▶ _EXERCISE DETAILS_
Report how many lines in the records below contain the word "style". Give only the number.

Stored data entries:
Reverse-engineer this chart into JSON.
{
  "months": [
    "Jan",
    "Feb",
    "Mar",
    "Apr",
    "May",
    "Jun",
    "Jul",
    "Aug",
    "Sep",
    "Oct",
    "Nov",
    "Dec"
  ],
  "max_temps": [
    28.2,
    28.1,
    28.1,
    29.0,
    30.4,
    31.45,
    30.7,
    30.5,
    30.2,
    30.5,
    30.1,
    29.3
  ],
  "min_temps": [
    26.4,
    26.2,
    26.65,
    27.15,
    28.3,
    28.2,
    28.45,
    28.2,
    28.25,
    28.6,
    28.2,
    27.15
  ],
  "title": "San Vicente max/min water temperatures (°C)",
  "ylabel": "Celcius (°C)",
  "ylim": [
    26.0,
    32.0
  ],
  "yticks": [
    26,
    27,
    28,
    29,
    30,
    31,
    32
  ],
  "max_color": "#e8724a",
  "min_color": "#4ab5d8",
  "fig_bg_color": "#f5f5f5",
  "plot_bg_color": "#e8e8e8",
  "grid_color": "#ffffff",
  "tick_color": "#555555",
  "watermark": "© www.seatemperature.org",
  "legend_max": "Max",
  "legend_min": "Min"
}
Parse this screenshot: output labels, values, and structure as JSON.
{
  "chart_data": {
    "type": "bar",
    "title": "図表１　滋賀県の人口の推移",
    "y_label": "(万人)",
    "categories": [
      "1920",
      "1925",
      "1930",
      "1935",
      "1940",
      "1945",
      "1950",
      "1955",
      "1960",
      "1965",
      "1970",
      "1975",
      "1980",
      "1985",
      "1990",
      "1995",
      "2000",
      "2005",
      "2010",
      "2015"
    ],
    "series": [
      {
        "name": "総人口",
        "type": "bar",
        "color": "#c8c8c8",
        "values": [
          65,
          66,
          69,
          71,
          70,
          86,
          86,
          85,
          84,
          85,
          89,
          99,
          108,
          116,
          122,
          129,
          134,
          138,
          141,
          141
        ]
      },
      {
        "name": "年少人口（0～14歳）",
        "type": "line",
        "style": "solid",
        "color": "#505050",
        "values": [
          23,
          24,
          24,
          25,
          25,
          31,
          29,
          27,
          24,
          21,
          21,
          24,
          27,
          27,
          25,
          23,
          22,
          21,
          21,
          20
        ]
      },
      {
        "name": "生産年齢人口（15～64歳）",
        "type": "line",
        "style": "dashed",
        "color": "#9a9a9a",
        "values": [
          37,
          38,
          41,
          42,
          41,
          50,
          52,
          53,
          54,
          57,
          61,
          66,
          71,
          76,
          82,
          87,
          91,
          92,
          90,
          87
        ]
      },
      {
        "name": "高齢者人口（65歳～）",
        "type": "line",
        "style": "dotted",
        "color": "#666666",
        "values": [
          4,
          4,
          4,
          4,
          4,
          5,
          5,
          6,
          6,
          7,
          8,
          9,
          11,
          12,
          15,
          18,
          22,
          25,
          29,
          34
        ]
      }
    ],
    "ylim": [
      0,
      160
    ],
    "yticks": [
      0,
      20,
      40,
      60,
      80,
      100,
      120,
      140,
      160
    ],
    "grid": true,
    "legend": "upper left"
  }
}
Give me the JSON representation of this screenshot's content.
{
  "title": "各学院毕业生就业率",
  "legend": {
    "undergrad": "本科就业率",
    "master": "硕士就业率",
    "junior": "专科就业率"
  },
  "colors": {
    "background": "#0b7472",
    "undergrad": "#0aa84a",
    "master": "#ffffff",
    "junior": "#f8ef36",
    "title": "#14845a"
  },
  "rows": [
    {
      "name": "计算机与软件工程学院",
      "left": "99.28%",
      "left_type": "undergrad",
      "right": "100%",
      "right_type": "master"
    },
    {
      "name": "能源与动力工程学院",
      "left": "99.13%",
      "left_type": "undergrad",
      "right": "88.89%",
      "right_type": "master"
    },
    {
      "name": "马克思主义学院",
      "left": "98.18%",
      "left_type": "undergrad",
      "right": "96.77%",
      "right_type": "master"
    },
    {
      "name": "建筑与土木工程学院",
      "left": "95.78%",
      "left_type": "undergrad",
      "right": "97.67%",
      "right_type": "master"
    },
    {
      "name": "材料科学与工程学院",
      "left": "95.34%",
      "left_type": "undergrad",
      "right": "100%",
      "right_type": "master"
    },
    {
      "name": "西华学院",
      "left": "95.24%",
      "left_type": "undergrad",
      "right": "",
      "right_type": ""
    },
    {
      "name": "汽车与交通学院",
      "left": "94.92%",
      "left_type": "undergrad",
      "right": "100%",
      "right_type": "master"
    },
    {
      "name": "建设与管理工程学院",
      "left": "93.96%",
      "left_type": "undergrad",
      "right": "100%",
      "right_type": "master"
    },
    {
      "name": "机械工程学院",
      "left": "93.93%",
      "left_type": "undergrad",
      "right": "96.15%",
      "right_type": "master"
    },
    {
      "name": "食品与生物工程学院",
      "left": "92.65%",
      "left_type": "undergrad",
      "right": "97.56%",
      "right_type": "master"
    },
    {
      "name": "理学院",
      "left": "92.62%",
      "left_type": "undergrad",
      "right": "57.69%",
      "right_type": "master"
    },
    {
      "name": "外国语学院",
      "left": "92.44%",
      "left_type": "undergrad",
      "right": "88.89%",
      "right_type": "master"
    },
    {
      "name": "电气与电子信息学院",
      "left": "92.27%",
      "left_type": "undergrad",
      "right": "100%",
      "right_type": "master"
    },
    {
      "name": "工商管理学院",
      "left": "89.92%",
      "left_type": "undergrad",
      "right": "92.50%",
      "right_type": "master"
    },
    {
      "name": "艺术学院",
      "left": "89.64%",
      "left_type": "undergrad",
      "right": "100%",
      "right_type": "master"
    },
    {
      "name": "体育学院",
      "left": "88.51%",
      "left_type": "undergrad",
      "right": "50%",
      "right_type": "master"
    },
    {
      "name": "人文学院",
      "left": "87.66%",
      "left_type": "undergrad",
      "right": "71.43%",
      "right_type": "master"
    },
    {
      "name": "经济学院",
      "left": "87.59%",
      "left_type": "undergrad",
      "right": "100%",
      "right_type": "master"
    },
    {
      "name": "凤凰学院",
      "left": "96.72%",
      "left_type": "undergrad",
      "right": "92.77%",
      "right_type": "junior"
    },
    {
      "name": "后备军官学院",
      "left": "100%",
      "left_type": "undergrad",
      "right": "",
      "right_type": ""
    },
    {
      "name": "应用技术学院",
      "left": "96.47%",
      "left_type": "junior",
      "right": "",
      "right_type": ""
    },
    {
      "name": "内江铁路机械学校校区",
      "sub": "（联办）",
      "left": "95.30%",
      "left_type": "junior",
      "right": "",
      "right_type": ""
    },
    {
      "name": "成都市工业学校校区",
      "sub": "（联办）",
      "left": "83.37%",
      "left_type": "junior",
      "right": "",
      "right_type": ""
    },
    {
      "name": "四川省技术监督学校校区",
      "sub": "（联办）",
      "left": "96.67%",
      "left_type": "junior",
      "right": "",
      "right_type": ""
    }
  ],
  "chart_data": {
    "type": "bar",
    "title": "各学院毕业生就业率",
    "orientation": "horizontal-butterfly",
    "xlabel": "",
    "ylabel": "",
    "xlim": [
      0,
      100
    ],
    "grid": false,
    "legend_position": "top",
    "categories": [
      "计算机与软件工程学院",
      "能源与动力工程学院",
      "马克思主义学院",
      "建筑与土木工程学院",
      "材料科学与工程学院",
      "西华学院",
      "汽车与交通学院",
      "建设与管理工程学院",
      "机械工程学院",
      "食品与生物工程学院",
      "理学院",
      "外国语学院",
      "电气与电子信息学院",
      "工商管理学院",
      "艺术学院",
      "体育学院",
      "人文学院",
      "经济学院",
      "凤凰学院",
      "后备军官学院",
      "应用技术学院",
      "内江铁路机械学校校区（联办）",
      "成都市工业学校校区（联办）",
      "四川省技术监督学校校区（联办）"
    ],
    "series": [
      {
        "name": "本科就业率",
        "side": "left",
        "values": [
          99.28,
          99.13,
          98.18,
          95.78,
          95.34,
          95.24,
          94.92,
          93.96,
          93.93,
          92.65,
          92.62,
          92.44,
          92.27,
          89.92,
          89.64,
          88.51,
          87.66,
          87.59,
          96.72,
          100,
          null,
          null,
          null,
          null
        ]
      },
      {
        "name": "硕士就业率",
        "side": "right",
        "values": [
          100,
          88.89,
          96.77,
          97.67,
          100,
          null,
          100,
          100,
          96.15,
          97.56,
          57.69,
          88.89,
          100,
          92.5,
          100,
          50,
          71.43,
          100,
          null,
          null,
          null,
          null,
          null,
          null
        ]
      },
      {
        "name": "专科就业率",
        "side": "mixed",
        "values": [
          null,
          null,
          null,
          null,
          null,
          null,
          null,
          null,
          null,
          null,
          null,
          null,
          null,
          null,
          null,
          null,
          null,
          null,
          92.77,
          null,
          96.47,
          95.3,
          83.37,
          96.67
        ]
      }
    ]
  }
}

▶ _ANSWER FOR THE TASK_
3